| WHAT THE TASK REQUIRES |
Print all of the data exactly.

| RECORDS PROVIDED |

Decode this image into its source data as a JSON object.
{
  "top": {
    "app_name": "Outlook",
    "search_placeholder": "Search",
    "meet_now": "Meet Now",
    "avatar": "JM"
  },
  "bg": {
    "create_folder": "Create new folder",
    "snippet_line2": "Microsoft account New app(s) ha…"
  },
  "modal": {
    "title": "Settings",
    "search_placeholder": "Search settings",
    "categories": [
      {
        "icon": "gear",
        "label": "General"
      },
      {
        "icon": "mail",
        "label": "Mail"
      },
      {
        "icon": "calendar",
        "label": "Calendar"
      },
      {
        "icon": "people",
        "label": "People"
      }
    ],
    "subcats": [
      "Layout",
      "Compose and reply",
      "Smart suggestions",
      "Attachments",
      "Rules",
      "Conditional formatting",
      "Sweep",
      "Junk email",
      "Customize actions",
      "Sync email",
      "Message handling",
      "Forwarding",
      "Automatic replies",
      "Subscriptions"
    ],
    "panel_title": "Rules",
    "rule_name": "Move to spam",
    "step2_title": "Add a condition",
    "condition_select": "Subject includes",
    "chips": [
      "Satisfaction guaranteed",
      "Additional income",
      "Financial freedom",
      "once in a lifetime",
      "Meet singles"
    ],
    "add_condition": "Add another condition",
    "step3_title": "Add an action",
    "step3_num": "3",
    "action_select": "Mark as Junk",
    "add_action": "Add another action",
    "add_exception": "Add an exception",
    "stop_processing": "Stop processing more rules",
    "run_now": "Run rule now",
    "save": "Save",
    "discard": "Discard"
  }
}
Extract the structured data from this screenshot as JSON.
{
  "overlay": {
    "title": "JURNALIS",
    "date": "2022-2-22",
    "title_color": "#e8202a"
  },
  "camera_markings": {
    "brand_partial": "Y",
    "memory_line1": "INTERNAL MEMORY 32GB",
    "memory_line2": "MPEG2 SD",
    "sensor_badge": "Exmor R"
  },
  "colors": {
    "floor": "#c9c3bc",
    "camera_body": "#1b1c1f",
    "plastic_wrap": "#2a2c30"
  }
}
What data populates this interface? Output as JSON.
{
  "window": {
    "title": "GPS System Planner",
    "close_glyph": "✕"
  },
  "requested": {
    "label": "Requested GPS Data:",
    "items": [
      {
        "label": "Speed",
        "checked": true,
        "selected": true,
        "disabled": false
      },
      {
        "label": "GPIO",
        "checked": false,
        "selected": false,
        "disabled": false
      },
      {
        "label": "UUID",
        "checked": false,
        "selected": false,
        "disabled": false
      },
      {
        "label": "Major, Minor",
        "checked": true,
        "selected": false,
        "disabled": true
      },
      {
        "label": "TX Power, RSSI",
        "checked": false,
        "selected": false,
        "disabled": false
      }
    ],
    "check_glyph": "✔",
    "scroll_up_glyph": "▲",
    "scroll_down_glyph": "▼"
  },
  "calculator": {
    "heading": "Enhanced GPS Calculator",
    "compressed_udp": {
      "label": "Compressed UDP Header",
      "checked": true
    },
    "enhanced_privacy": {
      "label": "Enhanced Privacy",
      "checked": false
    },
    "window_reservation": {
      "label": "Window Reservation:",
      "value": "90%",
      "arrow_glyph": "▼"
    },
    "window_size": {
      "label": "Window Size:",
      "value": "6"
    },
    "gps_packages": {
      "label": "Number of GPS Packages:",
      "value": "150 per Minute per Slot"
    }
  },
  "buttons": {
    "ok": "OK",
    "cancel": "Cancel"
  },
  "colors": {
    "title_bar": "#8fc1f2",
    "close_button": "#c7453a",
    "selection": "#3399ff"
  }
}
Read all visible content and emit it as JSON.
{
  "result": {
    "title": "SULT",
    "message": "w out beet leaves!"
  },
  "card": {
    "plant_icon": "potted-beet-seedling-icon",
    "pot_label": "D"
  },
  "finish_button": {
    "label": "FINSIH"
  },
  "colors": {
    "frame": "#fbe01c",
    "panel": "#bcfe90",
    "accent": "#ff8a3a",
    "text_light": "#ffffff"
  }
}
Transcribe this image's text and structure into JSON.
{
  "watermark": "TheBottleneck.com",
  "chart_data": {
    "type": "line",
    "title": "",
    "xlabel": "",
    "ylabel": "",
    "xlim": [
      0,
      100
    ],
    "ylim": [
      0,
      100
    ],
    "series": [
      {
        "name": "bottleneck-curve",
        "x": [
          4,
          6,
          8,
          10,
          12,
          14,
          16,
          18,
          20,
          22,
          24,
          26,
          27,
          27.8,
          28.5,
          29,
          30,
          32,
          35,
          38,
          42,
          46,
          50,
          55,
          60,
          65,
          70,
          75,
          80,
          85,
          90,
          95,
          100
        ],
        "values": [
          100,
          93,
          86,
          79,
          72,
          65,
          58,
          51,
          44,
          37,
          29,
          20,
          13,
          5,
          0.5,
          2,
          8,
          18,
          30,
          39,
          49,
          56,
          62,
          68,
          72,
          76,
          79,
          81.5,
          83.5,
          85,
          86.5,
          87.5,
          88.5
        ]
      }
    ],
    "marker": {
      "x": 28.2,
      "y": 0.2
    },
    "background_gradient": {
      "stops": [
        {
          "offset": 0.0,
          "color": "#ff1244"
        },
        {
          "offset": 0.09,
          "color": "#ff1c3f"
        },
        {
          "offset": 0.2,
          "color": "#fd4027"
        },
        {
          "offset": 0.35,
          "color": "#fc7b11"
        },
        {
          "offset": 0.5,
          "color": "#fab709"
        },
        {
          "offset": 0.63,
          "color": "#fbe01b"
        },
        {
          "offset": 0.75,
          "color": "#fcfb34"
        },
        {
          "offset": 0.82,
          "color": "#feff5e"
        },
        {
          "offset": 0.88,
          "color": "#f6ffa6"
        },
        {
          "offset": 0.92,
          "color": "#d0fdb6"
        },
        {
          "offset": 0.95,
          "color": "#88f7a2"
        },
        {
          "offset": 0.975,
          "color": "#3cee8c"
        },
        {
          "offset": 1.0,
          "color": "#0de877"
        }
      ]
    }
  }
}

| SOLVED EXERCISE |
Decode this image into its source data as a JSON object.
{
  "top": {
    "app_name": "Outlook",
    "search_placeholder": "Search",
    "meet_now": "Meet Now",
    "avatar": "JM"
  },
  "bg": {
    "create_folder": "Create new folder",
    "snippet_line2": "Microsoft account New app(s) ha…"
  },
  "modal": {
    "title": "Settings",
    "search_placeholder": "Search settings",
    "categories": [
      {
        "icon": "gear",
        "label": "General"
      },
      {
        "icon": "mail",
        "label": "Mail"
      },
      {
        "icon": "calendar",
        "label": "Calendar"
      },
      {
        "icon": "people",
        "label": "People"
      }
    ],
    "subcats": [
      "Layout",
      "Compose and reply",
      "Smart suggestions",
      "Attachments",
      "Rules",
      "Conditional formatting",
      "Sweep",
      "Junk email",
      "Customize actions",
      "Sync email",
      "Message handling",
      "Forwarding",
      "Automatic replies",
      "Subscriptions"
    ],
    "panel_title": "Rules",
    "rule_name": "Move to spam",
    "step2_title": "Add a condition",
    "condition_select": "Subject includes",
    "chips": [
      "Satisfaction guaranteed",
      "Additional income",
      "Financial freedom",
      "once in a lifetime",
      "Meet singles"
    ],
    "add_condition": "Add another condition",
    "step3_title": "Add an action",
    "step3_num": "3",
    "action_select": "Mark as Junk",
    "add_action": "Add another action",
    "add_exception": "Add an exception",
    "stop_processing": "Stop processing more rules",
    "run_now": "Run rule now",
    "save": "Save",
    "discard": "Discard"
  }
}
Extract the structured data from this screenshot as JSON.
{
  "overlay": {
    "title": "JURNALIS",
    "date": "2022-2-22",
    "title_color": "#e8202a"
  },
  "camera_markings": {
    "brand_partial": "Y",
    "memory_line1": "INTERNAL MEMORY 32GB",
    "memory_line2": "MPEG2 SD",
    "sensor_badge": "Exmor R"
  },
  "colors": {
    "floor": "#c9c3bc",
    "camera_body": "#1b1c1f",
    "plastic_wrap": "#2a2c30"
  }
}
What data populates this interface? Output as JSON.
{
  "window": {
    "title": "GPS System Planner",
    "close_glyph": "✕"
  },
  "requested": {
    "label": "Requested GPS Data:",
    "items": [
      {
        "label": "Speed",
        "checked": true,
        "selected": true,
        "disabled": false
      },
      {
        "label": "GPIO",
        "checked": false,
        "selected": false,
        "disabled": false
      },
      {
        "label": "UUID",
        "checked": false,
        "selected": false,
        "disabled": false
      },
      {
        "label": "Major, Minor",
        "checked": true,
        "selected": false,
        "disabled": true
      },
      {
        "label": "TX Power, RSSI",
        "checked": false,
        "selected": false,
        "disabled": false
      }
    ],
    "check_glyph": "✔",
    "scroll_up_glyph": "▲",
    "scroll_down_glyph": "▼"
  },
  "calculator": {
    "heading": "Enhanced GPS Calculator",
    "compressed_udp": {
      "label": "Compressed UDP Header",
      "checked": true
    },
    "enhanced_privacy": {
      "label": "Enhanced Privacy",
      "checked": false
    },
    "window_reservation": {
      "label": "Window Reservation:",
      "value": "90%",
      "arrow_glyph": "▼"
    },
    "window_size": {
      "label": "Window Size:",
      "value": "6"
    },
    "gps_packages": {
      "label": "Number of GPS Packages:",
      "value": "150 per Minute per Slot"
    }
  },
  "buttons": {
    "ok": "OK",
    "cancel": "Cancel"
  },
  "colors": {
    "title_bar": "#8fc1f2",
    "close_button": "#c7453a",
    "selection": "#3399ff"
  }
}
Read all visible content and emit it as JSON.
{
  "result": {
    "title": "SULT",
    "message": "w out beet leaves!"
  },
  "card": {
    "plant_icon": "potted-beet-seedling-icon",
    "pot_label": "D"
  },
  "finish_button": {
    "label": "FINSIH"
  },
  "colors": {
    "frame": "#fbe01c",
    "panel": "#bcfe90",
    "accent": "#ff8a3a",
    "text_light": "#ffffff"
  }
}
Transcribe this image's text and structure into JSON.
{
  "watermark": "TheBottleneck.com",
  "chart_data": {
    "type": "line",
    "title": "",
    "xlabel": "",
    "ylabel": "",
    "xlim": [
      0,
      100
    ],
    "ylim": [
      0,
      100
    ],
    "series": [
      {
        "name": "bottleneck-curve",
        "x": [
          4,
          6,
          8,
          10,
          12,
          14,
          16,
          18,
          20,
          22,
          24,
          26,
          27,
          27.8,
          28.5,
          29,
          30,
          32,
          35,
          38,
          42,
          46,
          50,
          55,
          60,
          65,
          70,
          75,
          80,
          85,
          90,
          95,
          100
        ],
        "values": [
          100,
          93,
          86,
          79,
          72,
          65,
          58,
          51,
          44,
          37,
          29,
          20,
          13,
          5,
          0.5,
          2,
          8,
          18,
          30,
          39,
          49,
          56,
          62,
          68,
          72,
          76,
          79,
          81.5,
          83.5,
          85,
          86.5,
          87.5,
          88.5
        ]
      }
    ],
    "marker": {
      "x": 28.2,
      "y": 0.2
    },
    "background_gradient": {
      "stops": [
        {
          "offset": 0.0,
          "color": "#ff1244"
        },
        {
          "offset": 0.09,
          "color": "#ff1c3f"
        },
        {
          "offset": 0.2,
          "color": "#fd4027"
        },
        {
          "offset": 0.35,
          "color": "#fc7b11"
        },
        {
          "offset": 0.5,
          "color": "#fab709"
        },
        {
          "offset": 0.63,
          "color": "#fbe01b"
        },
        {
          "offset": 0.75,
          "color": "#fcfb34"
        },
        {
          "offset": 0.82,
          "color": "#feff5e"
        },
        {
          "offset": 0.88,
          "color": "#f6ffa6"
        },
        {
          "offset": 0.92,
          "color": "#d0fdb6"
        },
        {
          "offset": 0.95,
          "color": "#88f7a2"
        },
        {
          "offset": 0.975,
          "color": "#3cee8c"
        },
        {
          "offset": 1.0,
          "color": "#0de877"
        }
      ]
    }
  }
}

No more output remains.